Pictures don't belong in the copy; print all the records exactly.

-*-*-

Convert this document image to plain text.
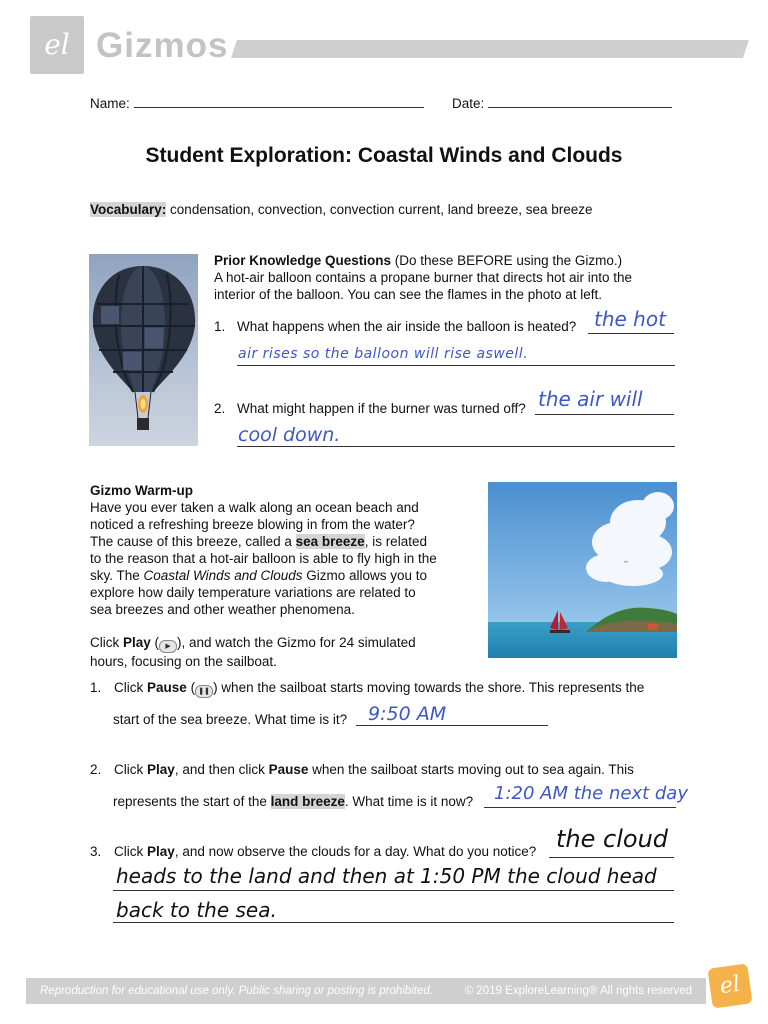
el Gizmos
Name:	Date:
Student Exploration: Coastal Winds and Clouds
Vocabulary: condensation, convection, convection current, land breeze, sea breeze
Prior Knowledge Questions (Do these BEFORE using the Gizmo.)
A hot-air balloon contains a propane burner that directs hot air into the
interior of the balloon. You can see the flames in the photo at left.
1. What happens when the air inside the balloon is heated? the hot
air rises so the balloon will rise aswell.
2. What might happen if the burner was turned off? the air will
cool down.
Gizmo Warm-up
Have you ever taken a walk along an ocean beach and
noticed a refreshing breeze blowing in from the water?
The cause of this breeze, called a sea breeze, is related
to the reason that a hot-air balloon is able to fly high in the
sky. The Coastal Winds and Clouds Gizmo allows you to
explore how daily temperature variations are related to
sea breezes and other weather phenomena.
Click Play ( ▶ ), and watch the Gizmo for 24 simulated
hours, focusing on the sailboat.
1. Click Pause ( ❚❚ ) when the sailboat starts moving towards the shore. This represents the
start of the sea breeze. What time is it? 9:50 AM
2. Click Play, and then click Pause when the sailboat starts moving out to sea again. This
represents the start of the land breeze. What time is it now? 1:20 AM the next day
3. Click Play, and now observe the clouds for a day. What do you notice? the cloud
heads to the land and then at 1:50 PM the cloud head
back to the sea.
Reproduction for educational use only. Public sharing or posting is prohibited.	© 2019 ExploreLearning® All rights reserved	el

-*-*-

● OUTPUT FOR THIS TASK
Convert this document image to plain text.
el Gizmos
Name:	Date:
Student Exploration: Coastal Winds and Clouds
Vocabulary: condensation, convection, convection current, land breeze, sea breeze
Prior Knowledge Questions (Do these BEFORE using the Gizmo.)
A hot-air balloon contains a propane burner that directs hot air into the
interior of the balloon. You can see the flames in the photo at left.
1. What happens when the air inside the balloon is heated? the hot
air rises so the balloon will rise aswell.
2. What might happen if the burner was turned off? the air will
cool down.
Gizmo Warm-up
Have you ever taken a walk along an ocean beach and
noticed a refreshing breeze blowing in from the water?
The cause of this breeze, called a sea breeze, is related
to the reason that a hot-air balloon is able to fly high in the
sky. The Coastal Winds and Clouds Gizmo allows you to
explore how daily temperature variations are related to
sea breezes and other weather phenomena.
Click Play ( ▶ ), and watch the Gizmo for 24 simulated
hours, focusing on the sailboat.
1. Click Pause ( ❚❚ ) when the sailboat starts moving towards the shore. This represents the
start of the sea breeze. What time is it? 9:50 AM
2. Click Play, and then click Pause when the sailboat starts moving out to sea again. This
represents the start of the land breeze. What time is it now? 1:20 AM the next day
3. Click Play, and now observe the clouds for a day. What do you notice? the cloud
heads to the land and then at 1:50 PM the cloud head
back to the sea.
Reproduction for educational use only. Public sharing or posting is prohibited.	© 2019 ExploreLearning® All rights reserved	el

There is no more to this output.